**Entries supplied**:
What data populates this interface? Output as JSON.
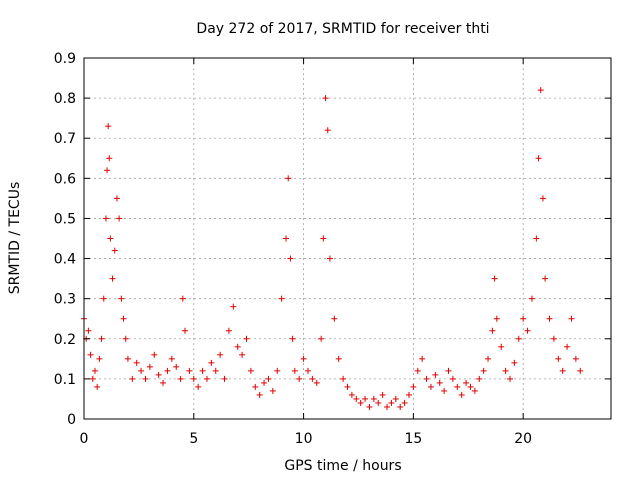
{
  "chart_data": {
    "type": "scatter",
    "title": "Day 272 of 2017, SRMTID for receiver thti",
    "xlabel": "GPS time / hours",
    "ylabel": "SRMTID / TECUs",
    "xlim": [
      0,
      24
    ],
    "ylim": [
      0,
      0.9
    ],
    "xticks": [
      0,
      5,
      10,
      15,
      20
    ],
    "xtick_labels": [
      "0",
      "5",
      "10",
      "15",
      "20"
    ],
    "yticks": [
      0,
      0.1,
      0.2,
      0.3,
      0.4,
      0.5,
      0.6,
      0.7,
      0.8,
      0.9
    ],
    "ytick_labels": [
      "0",
      "0.1",
      "0.2",
      "0.3",
      "0.4",
      "0.5",
      "0.6",
      "0.7",
      "0.8",
      "0.9"
    ],
    "grid": true,
    "marker": "+",
    "color": "#e00000",
    "series": [
      {
        "name": "SRMTID",
        "x": [
          0.0,
          0.1,
          0.2,
          0.3,
          0.4,
          0.5,
          0.6,
          0.7,
          0.8,
          0.9,
          1.0,
          1.05,
          1.1,
          1.15,
          1.2,
          1.3,
          1.4,
          1.5,
          1.6,
          1.7,
          1.8,
          1.9,
          2.0,
          2.2,
          2.4,
          2.6,
          2.8,
          3.0,
          3.2,
          3.4,
          3.6,
          3.8,
          4.0,
          4.2,
          4.4,
          4.5,
          4.6,
          4.8,
          5.0,
          5.2,
          5.4,
          5.6,
          5.8,
          6.0,
          6.2,
          6.4,
          6.6,
          6.8,
          7.0,
          7.2,
          7.4,
          7.6,
          7.8,
          8.0,
          8.2,
          8.4,
          8.6,
          8.8,
          9.0,
          9.2,
          9.3,
          9.4,
          9.5,
          9.6,
          9.8,
          10.0,
          10.2,
          10.4,
          10.6,
          10.8,
          10.9,
          11.0,
          11.1,
          11.2,
          11.4,
          11.6,
          11.8,
          12.0,
          12.2,
          12.4,
          12.6,
          12.8,
          13.0,
          13.2,
          13.4,
          13.6,
          13.8,
          14.0,
          14.2,
          14.4,
          14.6,
          14.8,
          15.0,
          15.2,
          15.4,
          15.6,
          15.8,
          16.0,
          16.2,
          16.4,
          16.6,
          16.8,
          17.0,
          17.2,
          17.4,
          17.6,
          17.8,
          18.0,
          18.2,
          18.4,
          18.6,
          18.7,
          18.8,
          19.0,
          19.2,
          19.4,
          19.6,
          19.8,
          20.0,
          20.2,
          20.4,
          20.6,
          20.7,
          20.8,
          20.9,
          21.0,
          21.2,
          21.4,
          21.6,
          21.8,
          22.0,
          22.2,
          22.4,
          22.6
        ],
        "y": [
          0.25,
          0.2,
          0.22,
          0.16,
          0.1,
          0.12,
          0.08,
          0.15,
          0.2,
          0.3,
          0.5,
          0.62,
          0.73,
          0.65,
          0.45,
          0.35,
          0.42,
          0.55,
          0.5,
          0.3,
          0.25,
          0.2,
          0.15,
          0.1,
          0.14,
          0.12,
          0.1,
          0.13,
          0.16,
          0.11,
          0.09,
          0.12,
          0.15,
          0.13,
          0.1,
          0.3,
          0.22,
          0.12,
          0.1,
          0.08,
          0.12,
          0.1,
          0.14,
          0.12,
          0.16,
          0.1,
          0.22,
          0.28,
          0.18,
          0.16,
          0.2,
          0.12,
          0.08,
          0.06,
          0.09,
          0.1,
          0.07,
          0.12,
          0.3,
          0.45,
          0.6,
          0.4,
          0.2,
          0.12,
          0.1,
          0.15,
          0.12,
          0.1,
          0.09,
          0.2,
          0.45,
          0.8,
          0.72,
          0.4,
          0.25,
          0.15,
          0.1,
          0.08,
          0.06,
          0.05,
          0.04,
          0.05,
          0.03,
          0.05,
          0.04,
          0.06,
          0.03,
          0.04,
          0.05,
          0.03,
          0.04,
          0.06,
          0.08,
          0.12,
          0.15,
          0.1,
          0.08,
          0.11,
          0.09,
          0.07,
          0.12,
          0.1,
          0.08,
          0.06,
          0.09,
          0.08,
          0.07,
          0.1,
          0.12,
          0.15,
          0.22,
          0.35,
          0.25,
          0.18,
          0.12,
          0.1,
          0.14,
          0.2,
          0.25,
          0.22,
          0.3,
          0.45,
          0.65,
          0.82,
          0.55,
          0.35,
          0.25,
          0.2,
          0.15,
          0.12,
          0.18,
          0.25,
          0.15,
          0.12
        ]
      }
    ]
  }
}
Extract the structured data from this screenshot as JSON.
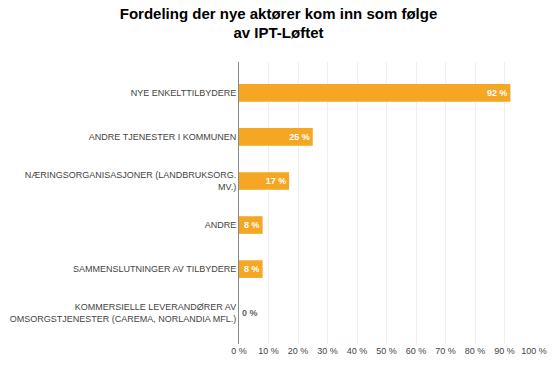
{
  "chart_data": {
    "type": "bar",
    "orientation": "horizontal",
    "title": "Fordeling der nye aktører kom inn som følge\nav IPT-Løftet",
    "categories": [
      "KOMMERSIELLE LEVERANDØRER AV\nOMSORGSTJENESTER (CAREMA, NORLANDIA MFL.)",
      "SAMMENSLUTNINGER AV TILBYDERE",
      "ANDRE",
      "NÆRINGSORGANISASJONER (LANDBRUKSORG.\nMV.)",
      "ANDRE TJENESTER I KOMMUNEN",
      "NYE ENKELTTILBYDERE"
    ],
    "values": [
      0,
      8,
      8,
      17,
      25,
      92
    ],
    "value_labels": [
      "0 %",
      "8 %",
      "8 %",
      "17 %",
      "25 %",
      "92 %"
    ],
    "data_labels": true,
    "color": "#F5A623",
    "xlim": [
      0,
      100
    ],
    "xticks": [
      {
        "value": 0,
        "label": "0 %"
      },
      {
        "value": 10,
        "label": "10 %"
      },
      {
        "value": 20,
        "label": "20 %"
      },
      {
        "value": 30,
        "label": "30 %"
      },
      {
        "value": 40,
        "label": "40 %"
      },
      {
        "value": 50,
        "label": "50 %"
      },
      {
        "value": 60,
        "label": "60 %"
      },
      {
        "value": 70,
        "label": "70 %"
      },
      {
        "value": 80,
        "label": "80 %"
      },
      {
        "value": 90,
        "label": "90 %"
      },
      {
        "value": 100,
        "label": "100 %"
      }
    ],
    "grid": true
  }
}
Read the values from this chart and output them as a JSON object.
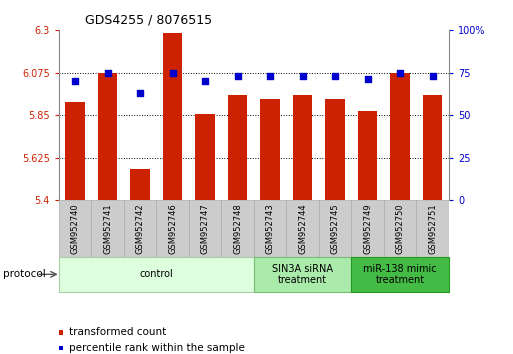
{
  "title": "GDS4255 / 8076515",
  "samples": [
    "GSM952740",
    "GSM952741",
    "GSM952742",
    "GSM952746",
    "GSM952747",
    "GSM952748",
    "GSM952743",
    "GSM952744",
    "GSM952745",
    "GSM952749",
    "GSM952750",
    "GSM952751"
  ],
  "bar_values": [
    5.92,
    6.075,
    5.565,
    6.285,
    5.855,
    5.955,
    5.935,
    5.955,
    5.935,
    5.87,
    6.075,
    5.955
  ],
  "dot_values": [
    70,
    75,
    63,
    75,
    70,
    73,
    73,
    73,
    73,
    71,
    75,
    73
  ],
  "bar_color": "#cc2200",
  "dot_color": "#0000cc",
  "ylim_left": [
    5.4,
    6.3
  ],
  "ylim_right": [
    0,
    100
  ],
  "yticks_left": [
    5.4,
    5.625,
    5.85,
    6.075,
    6.3
  ],
  "yticks_right": [
    0,
    25,
    50,
    75,
    100
  ],
  "ytick_labels_left": [
    "5.4",
    "5.625",
    "5.85",
    "6.075",
    "6.3"
  ],
  "ytick_labels_right": [
    "0",
    "25",
    "50",
    "75",
    "100%"
  ],
  "grid_lines": [
    5.625,
    5.85,
    6.075
  ],
  "groups": [
    {
      "label": "control",
      "start": 0,
      "end": 6,
      "color": "#ddffdd",
      "edge": "#aaccaa"
    },
    {
      "label": "SIN3A siRNA\ntreatment",
      "start": 6,
      "end": 9,
      "color": "#aaeaaa",
      "edge": "#77bb77"
    },
    {
      "label": "miR-138 mimic\ntreatment",
      "start": 9,
      "end": 12,
      "color": "#44bb44",
      "edge": "#229922"
    }
  ],
  "legend_bar_label": "transformed count",
  "legend_dot_label": "percentile rank within the sample",
  "protocol_label": "protocol"
}
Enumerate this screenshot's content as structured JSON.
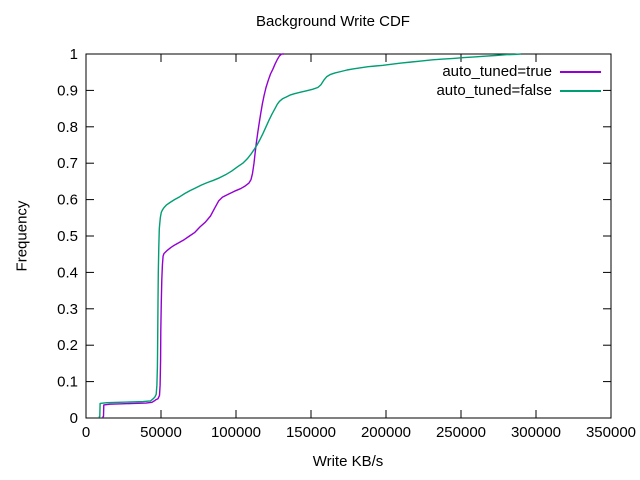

**Task brief**: Gather each line in these records that contains the string "this".

**Full answer**:
What data populates this interface? Output as JSON.
Extract the structured data from this screenshot as JSON.
Read the values from this chart and output them as a JSON object.
Enumerate this screenshot's content as structured JSON.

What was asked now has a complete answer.